## PROBLEM REQUIREMENTS
Tell how many lines contain the word "ylabel". Reply with the number only.

+++ MATERIAL FOR THIS TASK

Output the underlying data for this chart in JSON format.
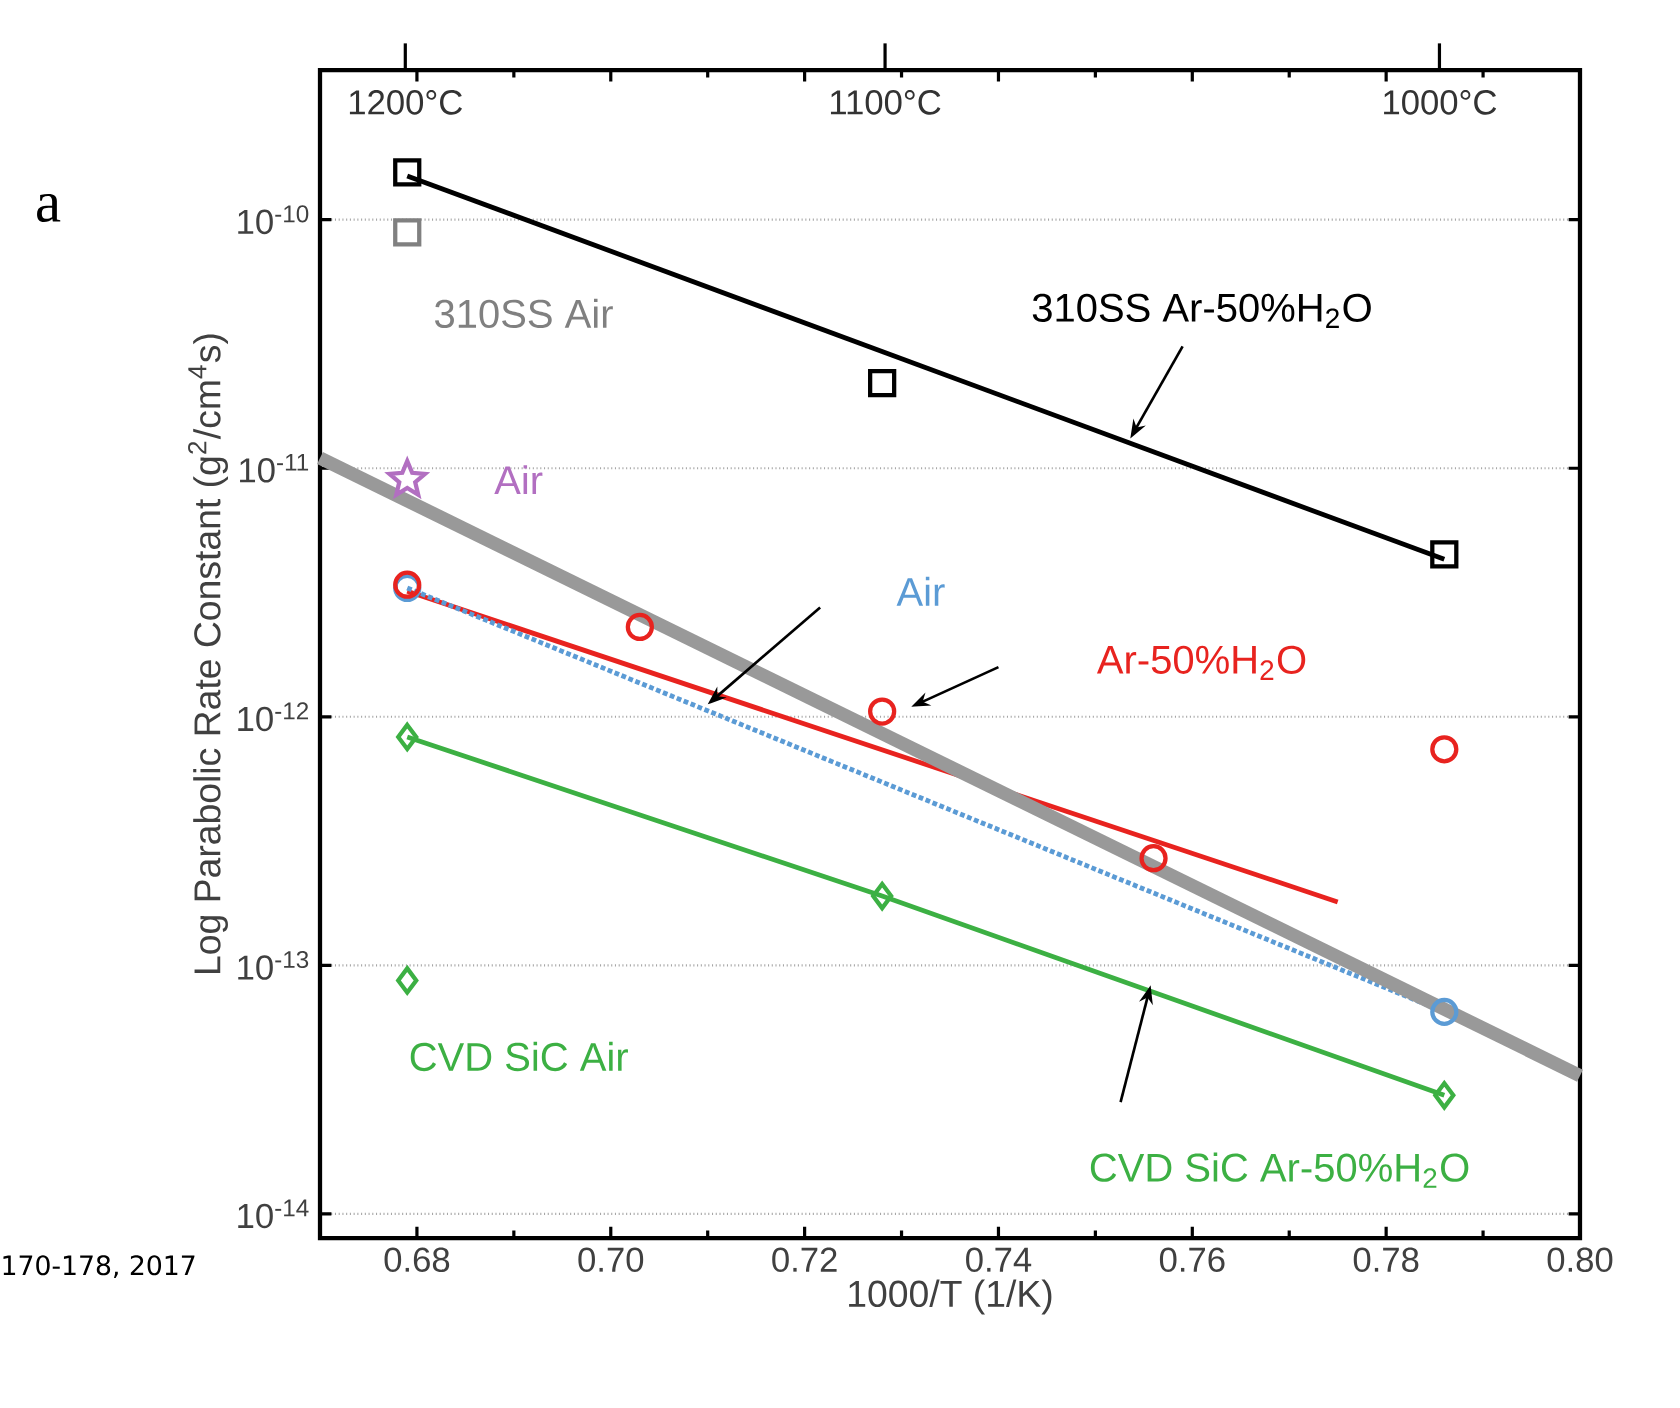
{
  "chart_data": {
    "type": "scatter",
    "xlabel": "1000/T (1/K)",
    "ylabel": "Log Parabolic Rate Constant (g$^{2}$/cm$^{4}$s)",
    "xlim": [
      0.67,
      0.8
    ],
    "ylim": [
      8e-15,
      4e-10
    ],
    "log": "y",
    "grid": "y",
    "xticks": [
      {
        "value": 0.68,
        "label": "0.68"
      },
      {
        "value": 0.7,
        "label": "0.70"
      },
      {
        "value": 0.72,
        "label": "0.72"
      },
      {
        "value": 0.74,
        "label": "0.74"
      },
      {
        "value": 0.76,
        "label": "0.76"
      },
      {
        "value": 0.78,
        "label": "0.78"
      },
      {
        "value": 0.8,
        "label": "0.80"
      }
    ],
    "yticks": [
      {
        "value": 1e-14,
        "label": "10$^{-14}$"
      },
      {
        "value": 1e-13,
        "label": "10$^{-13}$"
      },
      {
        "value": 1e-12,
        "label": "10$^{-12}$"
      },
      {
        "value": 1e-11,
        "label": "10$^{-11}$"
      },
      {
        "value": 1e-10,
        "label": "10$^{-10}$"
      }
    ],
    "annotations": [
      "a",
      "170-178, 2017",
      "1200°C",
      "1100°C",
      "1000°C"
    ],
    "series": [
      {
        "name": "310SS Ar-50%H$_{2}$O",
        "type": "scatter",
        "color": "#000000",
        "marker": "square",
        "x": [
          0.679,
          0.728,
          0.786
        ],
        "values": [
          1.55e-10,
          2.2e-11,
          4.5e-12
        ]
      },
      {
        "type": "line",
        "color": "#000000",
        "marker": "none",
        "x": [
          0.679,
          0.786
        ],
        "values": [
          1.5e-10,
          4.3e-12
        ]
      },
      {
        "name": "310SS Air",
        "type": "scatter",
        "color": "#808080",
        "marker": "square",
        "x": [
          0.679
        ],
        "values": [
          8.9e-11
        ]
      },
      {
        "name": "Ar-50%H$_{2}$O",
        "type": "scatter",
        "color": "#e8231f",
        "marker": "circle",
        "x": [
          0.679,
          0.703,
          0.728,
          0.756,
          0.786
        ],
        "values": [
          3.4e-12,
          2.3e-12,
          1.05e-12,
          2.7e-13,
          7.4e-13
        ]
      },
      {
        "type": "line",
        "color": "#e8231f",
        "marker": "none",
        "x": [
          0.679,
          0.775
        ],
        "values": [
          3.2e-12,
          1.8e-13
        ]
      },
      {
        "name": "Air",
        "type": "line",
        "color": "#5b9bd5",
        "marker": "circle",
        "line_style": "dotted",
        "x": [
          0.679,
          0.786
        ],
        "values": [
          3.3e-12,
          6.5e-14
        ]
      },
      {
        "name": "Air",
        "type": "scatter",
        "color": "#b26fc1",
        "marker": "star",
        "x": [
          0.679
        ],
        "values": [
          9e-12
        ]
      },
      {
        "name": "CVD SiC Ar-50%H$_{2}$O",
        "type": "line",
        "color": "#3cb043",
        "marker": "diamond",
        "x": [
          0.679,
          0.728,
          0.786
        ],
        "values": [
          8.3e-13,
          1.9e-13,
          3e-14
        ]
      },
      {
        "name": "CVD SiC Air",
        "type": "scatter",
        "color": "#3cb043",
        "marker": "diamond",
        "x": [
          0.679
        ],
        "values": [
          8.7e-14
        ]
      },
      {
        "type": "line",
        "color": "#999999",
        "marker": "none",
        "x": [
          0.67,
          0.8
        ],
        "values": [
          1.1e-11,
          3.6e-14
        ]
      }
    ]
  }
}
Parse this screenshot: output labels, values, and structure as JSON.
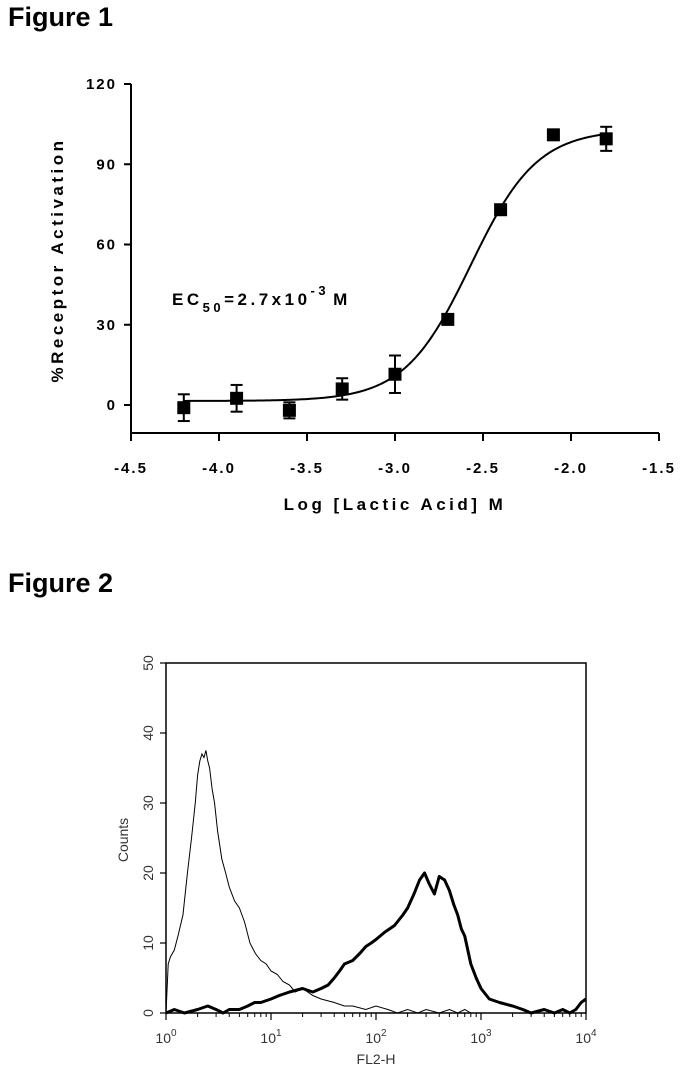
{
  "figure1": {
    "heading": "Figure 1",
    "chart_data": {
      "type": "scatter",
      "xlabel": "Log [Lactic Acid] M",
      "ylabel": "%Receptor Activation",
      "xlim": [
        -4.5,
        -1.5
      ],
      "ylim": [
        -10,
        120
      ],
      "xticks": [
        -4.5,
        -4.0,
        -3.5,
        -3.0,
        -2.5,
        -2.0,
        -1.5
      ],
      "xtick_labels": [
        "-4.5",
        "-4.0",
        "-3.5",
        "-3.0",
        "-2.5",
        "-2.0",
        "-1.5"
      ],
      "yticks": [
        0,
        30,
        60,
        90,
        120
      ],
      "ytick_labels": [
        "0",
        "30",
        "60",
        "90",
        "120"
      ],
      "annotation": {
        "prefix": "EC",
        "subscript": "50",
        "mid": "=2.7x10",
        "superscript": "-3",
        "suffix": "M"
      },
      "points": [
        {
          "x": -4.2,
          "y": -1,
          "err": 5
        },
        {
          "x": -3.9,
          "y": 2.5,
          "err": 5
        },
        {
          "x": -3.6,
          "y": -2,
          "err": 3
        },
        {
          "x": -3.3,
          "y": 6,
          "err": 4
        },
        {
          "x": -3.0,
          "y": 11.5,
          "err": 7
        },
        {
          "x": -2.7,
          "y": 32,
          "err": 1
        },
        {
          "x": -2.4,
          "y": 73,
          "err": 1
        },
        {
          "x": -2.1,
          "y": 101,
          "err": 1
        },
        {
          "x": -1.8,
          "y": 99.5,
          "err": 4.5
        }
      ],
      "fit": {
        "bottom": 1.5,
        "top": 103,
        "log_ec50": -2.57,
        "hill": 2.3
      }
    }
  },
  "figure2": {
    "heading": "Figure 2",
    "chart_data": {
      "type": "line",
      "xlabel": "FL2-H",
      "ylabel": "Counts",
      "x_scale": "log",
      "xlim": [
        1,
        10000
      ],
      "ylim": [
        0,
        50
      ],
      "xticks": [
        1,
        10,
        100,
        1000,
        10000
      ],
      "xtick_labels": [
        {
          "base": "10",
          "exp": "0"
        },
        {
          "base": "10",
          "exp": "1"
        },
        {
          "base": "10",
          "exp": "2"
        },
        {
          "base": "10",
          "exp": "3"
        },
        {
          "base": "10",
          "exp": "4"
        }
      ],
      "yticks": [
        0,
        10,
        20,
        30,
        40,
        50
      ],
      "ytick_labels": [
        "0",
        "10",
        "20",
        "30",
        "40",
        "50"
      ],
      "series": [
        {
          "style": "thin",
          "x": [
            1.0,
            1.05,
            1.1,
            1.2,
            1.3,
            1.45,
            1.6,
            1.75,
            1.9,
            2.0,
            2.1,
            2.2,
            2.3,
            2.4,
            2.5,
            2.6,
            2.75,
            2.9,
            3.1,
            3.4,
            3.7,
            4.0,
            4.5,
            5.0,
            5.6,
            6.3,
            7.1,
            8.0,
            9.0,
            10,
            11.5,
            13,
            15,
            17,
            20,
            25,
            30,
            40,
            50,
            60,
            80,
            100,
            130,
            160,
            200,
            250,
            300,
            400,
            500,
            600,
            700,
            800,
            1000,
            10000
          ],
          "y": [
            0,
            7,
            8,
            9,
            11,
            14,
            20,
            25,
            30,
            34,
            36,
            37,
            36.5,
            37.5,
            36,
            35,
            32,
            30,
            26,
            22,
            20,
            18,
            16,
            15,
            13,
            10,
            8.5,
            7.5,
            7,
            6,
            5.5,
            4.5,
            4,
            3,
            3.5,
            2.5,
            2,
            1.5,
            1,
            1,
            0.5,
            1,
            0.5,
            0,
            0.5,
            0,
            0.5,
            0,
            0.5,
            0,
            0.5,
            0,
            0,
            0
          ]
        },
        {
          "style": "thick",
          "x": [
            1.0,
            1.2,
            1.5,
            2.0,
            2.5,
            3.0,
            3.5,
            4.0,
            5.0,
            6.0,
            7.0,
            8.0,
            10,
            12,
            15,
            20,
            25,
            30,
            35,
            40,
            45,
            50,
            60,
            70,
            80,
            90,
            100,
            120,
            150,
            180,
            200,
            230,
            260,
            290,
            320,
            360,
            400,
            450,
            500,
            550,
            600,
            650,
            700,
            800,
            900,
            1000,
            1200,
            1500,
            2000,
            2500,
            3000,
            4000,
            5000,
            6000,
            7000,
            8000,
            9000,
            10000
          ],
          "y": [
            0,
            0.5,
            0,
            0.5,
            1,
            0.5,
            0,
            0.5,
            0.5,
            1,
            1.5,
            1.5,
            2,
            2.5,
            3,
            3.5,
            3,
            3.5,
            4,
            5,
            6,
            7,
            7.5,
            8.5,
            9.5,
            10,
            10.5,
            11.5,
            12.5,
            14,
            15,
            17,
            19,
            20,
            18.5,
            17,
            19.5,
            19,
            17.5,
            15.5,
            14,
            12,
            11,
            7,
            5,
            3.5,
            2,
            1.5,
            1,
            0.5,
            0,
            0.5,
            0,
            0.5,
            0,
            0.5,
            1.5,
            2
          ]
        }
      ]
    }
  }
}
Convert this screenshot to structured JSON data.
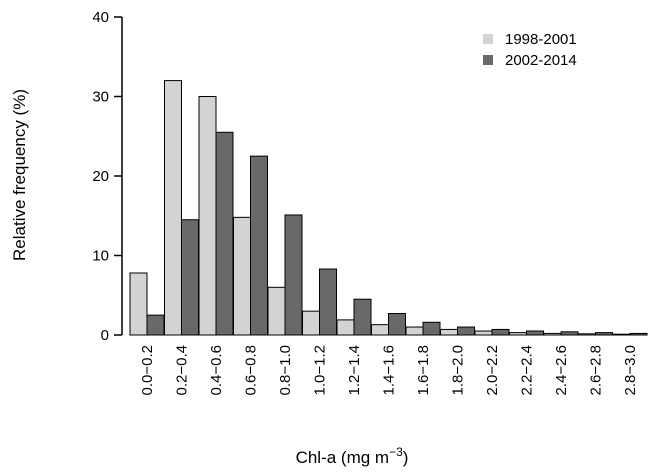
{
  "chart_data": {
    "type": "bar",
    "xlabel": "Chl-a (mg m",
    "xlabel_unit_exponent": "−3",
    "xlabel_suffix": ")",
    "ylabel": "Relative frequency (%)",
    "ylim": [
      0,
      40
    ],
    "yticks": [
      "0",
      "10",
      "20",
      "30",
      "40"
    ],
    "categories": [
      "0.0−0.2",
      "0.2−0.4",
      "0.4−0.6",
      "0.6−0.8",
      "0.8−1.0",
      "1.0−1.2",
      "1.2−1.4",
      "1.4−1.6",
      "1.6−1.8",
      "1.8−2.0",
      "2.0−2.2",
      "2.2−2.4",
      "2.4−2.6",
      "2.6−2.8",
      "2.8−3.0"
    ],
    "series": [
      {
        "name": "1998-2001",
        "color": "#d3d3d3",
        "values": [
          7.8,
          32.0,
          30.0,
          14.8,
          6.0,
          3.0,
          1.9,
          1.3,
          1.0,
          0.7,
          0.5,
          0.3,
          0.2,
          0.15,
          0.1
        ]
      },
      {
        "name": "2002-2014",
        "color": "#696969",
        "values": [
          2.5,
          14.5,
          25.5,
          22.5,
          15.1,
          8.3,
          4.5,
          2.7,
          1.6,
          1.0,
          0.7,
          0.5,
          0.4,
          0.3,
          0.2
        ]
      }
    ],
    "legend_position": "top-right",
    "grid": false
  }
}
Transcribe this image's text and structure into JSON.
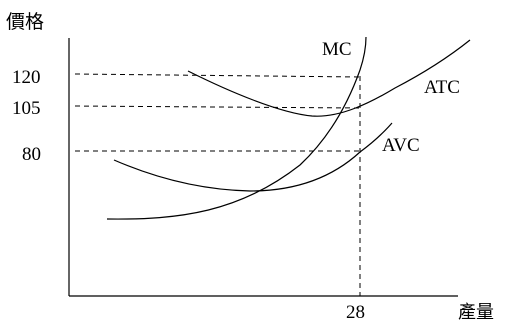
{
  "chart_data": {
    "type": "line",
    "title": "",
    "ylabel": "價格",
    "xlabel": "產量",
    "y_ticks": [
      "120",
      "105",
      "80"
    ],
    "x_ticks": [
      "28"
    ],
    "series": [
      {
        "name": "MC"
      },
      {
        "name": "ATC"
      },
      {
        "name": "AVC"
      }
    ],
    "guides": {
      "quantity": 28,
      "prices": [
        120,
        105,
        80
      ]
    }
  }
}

++++++

## WRITTEN SOLUTION
5